(TASK BRIEF)
Look below and pull out each line with the word "rotor".

[Dataset entries]
__________

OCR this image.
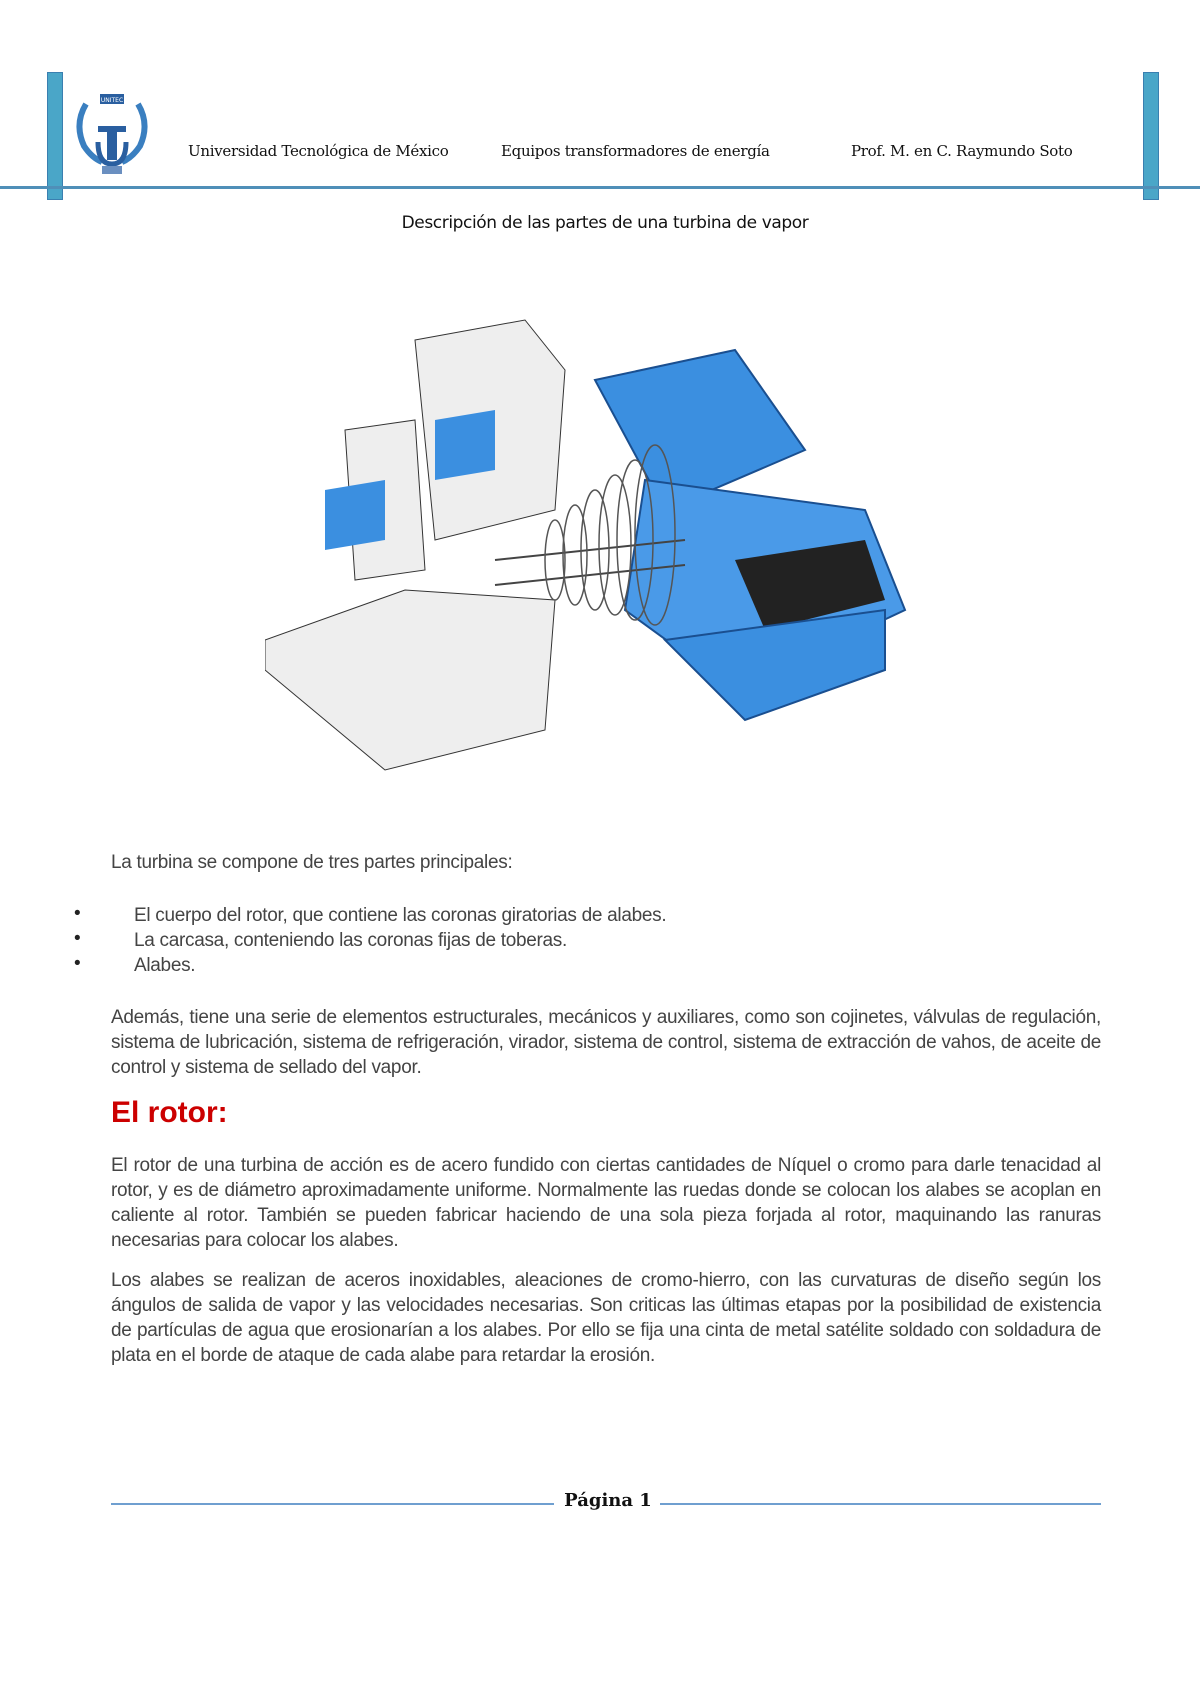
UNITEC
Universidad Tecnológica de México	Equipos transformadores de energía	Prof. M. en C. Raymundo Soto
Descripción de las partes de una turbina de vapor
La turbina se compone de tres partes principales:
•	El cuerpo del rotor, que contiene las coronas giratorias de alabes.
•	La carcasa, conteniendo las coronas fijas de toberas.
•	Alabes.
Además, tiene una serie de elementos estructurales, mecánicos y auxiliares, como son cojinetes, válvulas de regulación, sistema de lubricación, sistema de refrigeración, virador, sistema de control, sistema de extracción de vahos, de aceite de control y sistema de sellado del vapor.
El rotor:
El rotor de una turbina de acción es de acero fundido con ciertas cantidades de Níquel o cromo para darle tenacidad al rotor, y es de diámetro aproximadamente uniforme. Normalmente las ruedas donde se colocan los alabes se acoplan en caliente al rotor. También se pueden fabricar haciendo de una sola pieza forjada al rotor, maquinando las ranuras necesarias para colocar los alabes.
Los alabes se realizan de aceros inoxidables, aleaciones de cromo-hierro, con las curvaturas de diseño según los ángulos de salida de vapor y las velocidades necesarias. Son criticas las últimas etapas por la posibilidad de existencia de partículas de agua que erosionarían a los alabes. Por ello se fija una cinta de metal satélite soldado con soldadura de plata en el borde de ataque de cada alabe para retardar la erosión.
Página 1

__________

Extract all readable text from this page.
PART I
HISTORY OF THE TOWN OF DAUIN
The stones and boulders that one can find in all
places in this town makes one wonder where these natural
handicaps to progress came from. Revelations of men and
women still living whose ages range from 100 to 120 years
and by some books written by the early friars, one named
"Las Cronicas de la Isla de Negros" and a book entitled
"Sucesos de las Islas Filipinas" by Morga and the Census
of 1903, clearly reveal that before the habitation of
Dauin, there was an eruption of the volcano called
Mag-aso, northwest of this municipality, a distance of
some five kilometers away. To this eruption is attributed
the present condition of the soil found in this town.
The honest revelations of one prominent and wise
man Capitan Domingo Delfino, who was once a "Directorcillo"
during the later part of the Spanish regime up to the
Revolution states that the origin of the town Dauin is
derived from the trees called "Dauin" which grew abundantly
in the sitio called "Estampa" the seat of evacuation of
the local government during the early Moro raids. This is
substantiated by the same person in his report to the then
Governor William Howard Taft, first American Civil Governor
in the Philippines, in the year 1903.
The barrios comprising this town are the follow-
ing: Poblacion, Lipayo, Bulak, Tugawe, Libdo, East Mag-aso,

__________

(FULL SOLUTION)
•	El cuerpo del rotor, que contiene las coronas giratorias de alabes.
El rotor:
El rotor de una turbina de acción es de acero fundido con ciertas cantidades de Níquel o cromo para darle tenacidad al rotor, y es de diámetro aproximadamente uniforme. Normalmente las ruedas donde se colocan los alabes se acoplan en caliente al rotor. También se pueden fabricar haciendo de una sola pieza forjada al rotor, maquinando las ranuras necesarias para colocar los alabes.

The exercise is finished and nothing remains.